Go through the material and pull out every line with the string "собой" in it.

» Record list

***

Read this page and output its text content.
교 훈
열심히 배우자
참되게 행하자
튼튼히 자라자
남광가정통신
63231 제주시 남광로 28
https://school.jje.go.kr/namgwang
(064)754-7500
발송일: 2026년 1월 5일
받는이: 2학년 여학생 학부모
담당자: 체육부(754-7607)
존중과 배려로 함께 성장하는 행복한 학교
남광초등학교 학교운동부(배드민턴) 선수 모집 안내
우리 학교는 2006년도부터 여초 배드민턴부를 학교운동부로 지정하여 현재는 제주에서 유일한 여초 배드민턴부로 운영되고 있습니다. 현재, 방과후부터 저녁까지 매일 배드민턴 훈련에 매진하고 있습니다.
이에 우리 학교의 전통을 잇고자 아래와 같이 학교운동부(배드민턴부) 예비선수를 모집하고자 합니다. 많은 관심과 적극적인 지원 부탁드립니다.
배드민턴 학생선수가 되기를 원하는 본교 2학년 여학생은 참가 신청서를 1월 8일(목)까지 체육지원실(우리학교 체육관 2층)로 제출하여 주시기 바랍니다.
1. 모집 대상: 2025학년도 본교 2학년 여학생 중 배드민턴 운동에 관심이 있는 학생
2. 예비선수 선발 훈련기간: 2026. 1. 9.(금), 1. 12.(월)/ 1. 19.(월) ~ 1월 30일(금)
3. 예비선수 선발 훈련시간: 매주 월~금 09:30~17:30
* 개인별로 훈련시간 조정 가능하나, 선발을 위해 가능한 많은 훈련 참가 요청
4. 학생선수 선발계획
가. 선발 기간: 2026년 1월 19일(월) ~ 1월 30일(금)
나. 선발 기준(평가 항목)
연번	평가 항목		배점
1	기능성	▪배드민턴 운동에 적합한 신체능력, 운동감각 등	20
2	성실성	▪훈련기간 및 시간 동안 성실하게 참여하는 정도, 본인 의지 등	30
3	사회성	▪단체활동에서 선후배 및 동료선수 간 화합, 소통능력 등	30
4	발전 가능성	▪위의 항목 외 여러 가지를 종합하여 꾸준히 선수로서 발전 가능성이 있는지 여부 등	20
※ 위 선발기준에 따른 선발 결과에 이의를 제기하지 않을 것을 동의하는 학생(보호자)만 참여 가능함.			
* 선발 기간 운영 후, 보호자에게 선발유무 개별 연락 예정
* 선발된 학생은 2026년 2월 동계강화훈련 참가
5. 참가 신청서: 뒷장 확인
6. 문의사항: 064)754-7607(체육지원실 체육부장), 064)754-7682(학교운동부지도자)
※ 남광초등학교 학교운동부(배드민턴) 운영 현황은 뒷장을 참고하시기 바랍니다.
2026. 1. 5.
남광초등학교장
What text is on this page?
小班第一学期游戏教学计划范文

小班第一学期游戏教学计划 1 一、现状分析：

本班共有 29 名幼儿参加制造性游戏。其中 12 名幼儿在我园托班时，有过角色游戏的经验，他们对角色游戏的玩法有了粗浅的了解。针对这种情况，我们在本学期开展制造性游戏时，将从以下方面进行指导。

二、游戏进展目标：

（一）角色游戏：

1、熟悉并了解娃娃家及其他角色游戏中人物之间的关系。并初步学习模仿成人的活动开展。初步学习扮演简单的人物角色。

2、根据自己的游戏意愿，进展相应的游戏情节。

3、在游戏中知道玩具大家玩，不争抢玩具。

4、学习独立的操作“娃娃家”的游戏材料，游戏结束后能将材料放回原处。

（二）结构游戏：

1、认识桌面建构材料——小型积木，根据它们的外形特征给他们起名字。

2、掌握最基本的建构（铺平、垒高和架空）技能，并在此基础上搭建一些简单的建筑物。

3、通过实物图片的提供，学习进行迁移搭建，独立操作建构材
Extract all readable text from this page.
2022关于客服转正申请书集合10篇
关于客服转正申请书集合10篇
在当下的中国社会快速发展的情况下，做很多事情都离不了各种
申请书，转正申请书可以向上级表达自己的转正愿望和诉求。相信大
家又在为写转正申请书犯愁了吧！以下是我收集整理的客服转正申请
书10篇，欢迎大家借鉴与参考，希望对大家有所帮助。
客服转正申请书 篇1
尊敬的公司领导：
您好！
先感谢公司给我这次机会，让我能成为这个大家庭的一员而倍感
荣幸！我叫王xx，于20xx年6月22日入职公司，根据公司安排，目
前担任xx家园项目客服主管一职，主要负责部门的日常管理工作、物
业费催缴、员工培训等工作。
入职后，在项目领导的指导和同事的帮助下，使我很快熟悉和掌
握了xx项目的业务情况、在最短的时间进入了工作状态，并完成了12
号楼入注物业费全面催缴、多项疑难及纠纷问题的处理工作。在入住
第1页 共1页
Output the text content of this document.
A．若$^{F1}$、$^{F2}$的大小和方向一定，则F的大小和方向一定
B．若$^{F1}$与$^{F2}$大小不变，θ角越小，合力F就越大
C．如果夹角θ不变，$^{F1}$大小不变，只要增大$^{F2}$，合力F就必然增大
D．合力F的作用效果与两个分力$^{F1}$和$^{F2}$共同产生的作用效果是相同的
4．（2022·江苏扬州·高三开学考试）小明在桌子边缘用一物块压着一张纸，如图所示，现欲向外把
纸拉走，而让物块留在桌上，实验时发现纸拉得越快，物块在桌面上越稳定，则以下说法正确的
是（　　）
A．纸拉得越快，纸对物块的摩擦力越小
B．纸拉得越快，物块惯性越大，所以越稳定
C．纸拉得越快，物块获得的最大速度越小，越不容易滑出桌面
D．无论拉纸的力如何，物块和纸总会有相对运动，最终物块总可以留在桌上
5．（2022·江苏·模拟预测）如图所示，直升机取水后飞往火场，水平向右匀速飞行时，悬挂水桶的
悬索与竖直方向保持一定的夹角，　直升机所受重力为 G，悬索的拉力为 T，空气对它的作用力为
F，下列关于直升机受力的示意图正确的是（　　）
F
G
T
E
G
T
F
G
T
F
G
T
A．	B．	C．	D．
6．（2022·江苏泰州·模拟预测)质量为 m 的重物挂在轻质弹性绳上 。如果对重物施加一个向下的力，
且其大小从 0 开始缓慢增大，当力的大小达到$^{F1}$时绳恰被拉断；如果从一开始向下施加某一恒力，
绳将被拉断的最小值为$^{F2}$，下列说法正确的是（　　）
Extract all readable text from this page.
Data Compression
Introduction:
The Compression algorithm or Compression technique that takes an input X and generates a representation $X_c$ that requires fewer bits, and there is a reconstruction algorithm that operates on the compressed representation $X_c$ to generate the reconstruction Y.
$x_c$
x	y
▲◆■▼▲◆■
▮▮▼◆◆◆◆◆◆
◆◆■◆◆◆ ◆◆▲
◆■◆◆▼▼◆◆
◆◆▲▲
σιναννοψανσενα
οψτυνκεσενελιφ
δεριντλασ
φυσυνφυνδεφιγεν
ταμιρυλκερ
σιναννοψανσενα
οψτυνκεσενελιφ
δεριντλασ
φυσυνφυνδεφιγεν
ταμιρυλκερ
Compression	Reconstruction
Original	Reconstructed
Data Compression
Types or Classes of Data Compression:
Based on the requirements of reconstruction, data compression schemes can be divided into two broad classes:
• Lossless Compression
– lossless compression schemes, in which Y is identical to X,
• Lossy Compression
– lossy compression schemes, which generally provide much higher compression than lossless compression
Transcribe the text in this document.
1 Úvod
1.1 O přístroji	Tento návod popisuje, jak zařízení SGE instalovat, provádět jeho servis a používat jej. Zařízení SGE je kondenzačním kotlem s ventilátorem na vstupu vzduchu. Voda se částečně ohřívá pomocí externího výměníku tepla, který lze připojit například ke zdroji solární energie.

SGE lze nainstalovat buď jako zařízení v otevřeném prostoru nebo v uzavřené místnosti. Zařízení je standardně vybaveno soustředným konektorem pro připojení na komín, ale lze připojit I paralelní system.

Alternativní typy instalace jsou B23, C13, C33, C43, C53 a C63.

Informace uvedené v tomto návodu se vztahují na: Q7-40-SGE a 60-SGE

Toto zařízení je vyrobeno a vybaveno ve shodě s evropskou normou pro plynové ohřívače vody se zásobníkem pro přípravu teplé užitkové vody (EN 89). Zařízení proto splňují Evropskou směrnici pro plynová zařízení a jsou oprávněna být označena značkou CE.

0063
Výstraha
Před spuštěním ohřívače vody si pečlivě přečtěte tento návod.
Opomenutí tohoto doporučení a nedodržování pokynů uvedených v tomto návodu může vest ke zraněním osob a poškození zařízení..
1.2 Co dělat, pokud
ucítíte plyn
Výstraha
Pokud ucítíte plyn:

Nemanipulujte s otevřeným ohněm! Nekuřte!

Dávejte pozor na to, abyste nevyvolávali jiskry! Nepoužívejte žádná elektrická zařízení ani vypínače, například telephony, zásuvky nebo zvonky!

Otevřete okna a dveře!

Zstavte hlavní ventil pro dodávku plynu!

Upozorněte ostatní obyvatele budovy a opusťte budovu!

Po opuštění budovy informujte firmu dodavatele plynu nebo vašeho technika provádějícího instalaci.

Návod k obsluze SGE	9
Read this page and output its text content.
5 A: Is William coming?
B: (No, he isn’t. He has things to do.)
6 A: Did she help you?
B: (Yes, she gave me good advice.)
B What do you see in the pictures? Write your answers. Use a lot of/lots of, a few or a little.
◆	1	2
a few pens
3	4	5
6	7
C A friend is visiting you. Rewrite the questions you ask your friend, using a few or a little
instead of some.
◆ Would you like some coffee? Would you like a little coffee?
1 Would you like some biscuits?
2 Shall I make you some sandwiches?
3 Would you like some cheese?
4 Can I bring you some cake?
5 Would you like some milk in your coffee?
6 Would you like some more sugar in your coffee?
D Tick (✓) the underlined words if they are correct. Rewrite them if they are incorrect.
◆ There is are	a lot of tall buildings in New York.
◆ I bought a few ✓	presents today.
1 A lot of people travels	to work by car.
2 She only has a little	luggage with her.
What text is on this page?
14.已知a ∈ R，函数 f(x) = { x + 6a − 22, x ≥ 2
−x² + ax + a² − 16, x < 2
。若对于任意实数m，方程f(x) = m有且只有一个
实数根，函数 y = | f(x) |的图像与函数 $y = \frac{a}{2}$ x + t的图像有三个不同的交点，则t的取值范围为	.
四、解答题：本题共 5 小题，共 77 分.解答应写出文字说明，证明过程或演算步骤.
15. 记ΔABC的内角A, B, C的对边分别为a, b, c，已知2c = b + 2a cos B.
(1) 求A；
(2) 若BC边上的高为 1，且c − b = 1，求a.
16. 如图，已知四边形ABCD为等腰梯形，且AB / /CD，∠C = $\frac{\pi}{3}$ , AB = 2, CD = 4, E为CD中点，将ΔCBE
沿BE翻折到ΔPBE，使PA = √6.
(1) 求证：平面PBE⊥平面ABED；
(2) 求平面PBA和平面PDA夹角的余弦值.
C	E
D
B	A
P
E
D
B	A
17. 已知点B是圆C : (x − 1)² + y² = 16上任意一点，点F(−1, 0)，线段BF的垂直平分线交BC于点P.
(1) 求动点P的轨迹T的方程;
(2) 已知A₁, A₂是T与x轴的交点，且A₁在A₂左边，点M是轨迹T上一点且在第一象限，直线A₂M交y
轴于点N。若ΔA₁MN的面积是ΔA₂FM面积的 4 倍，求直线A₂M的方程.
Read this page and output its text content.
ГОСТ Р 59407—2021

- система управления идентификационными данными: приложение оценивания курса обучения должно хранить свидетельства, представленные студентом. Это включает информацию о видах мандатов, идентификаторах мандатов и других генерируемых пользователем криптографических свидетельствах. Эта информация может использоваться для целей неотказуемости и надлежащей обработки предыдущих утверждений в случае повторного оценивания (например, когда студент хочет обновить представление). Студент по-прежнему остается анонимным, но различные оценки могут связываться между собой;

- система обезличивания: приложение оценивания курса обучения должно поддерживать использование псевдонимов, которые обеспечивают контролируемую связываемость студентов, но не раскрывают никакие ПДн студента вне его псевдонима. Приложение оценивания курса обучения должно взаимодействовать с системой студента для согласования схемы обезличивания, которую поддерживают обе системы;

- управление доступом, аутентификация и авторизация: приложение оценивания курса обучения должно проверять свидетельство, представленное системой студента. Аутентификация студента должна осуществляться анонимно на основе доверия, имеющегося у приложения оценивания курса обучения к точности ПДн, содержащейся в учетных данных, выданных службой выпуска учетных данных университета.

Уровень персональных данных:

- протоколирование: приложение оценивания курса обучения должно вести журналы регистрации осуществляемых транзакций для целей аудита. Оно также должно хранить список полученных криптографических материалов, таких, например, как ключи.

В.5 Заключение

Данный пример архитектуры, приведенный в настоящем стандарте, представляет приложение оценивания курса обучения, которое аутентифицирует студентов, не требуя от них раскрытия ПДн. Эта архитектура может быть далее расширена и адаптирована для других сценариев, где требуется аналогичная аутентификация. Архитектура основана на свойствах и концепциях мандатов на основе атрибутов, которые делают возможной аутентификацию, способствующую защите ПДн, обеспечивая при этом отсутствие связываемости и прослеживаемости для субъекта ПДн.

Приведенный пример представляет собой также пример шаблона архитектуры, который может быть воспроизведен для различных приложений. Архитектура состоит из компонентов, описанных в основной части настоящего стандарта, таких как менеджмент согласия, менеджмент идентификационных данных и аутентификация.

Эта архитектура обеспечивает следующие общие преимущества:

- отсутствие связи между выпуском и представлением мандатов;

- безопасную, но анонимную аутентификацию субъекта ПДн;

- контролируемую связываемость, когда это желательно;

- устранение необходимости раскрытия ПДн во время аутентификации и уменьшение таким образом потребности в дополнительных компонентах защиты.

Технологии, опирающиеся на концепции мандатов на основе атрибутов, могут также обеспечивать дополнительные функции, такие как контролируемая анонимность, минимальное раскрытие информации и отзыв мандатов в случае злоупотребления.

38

***

» Expected answer
- система управления идентификационными данными: приложение оценивания курса обучения должно хранить свидетельства, представленные студентом. Это включает информацию о видах мандатов, идентификаторах мандатов и других генерируемых пользователем криптографических свидетельствах. Эта информация может использоваться для целей неотказуемости и надлежащей обработки предыдущих утверждений в случае повторного оценивания (например, когда студент хочет обновить представление). Студент по-прежнему остается анонимным, но различные оценки могут связываться между собой;
Приведенный пример представляет собой также пример шаблона архитектуры, который может быть воспроизведен для различных приложений. Архитектура состоит из компонентов, описанных в основной части настоящего стандарта, таких как менеджмент согласия, менеджмент идентификационных данных и аутентификация.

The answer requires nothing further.